__Problem statement__:
Scan the entries below and count the lines holding the string "icon". Supply only the number.

__The records__:
* * *

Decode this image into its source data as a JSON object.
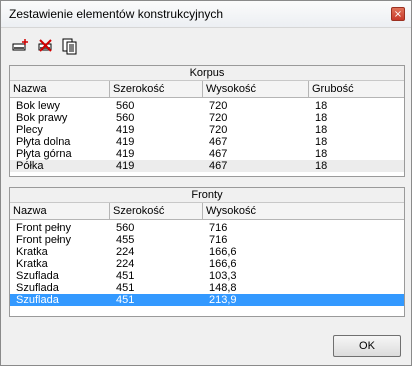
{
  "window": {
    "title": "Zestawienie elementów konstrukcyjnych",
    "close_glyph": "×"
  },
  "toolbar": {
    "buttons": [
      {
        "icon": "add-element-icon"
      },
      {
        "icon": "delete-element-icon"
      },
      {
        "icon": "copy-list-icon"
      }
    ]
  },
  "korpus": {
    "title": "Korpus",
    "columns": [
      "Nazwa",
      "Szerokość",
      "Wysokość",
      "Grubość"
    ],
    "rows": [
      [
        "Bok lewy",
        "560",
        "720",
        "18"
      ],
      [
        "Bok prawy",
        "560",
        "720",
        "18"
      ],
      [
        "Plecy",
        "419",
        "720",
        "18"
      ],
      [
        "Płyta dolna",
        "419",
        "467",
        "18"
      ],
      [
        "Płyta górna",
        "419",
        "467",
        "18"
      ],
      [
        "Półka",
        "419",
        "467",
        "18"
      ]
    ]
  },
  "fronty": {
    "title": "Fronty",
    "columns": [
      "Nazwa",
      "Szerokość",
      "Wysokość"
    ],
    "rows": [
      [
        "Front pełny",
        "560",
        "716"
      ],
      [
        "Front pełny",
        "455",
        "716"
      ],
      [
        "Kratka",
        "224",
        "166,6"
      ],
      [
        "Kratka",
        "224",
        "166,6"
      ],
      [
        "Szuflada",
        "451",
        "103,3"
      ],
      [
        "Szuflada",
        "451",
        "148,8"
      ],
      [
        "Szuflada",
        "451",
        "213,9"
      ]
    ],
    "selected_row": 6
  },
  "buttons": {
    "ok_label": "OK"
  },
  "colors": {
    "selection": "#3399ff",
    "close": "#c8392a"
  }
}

* * *

__Exercise output__:
3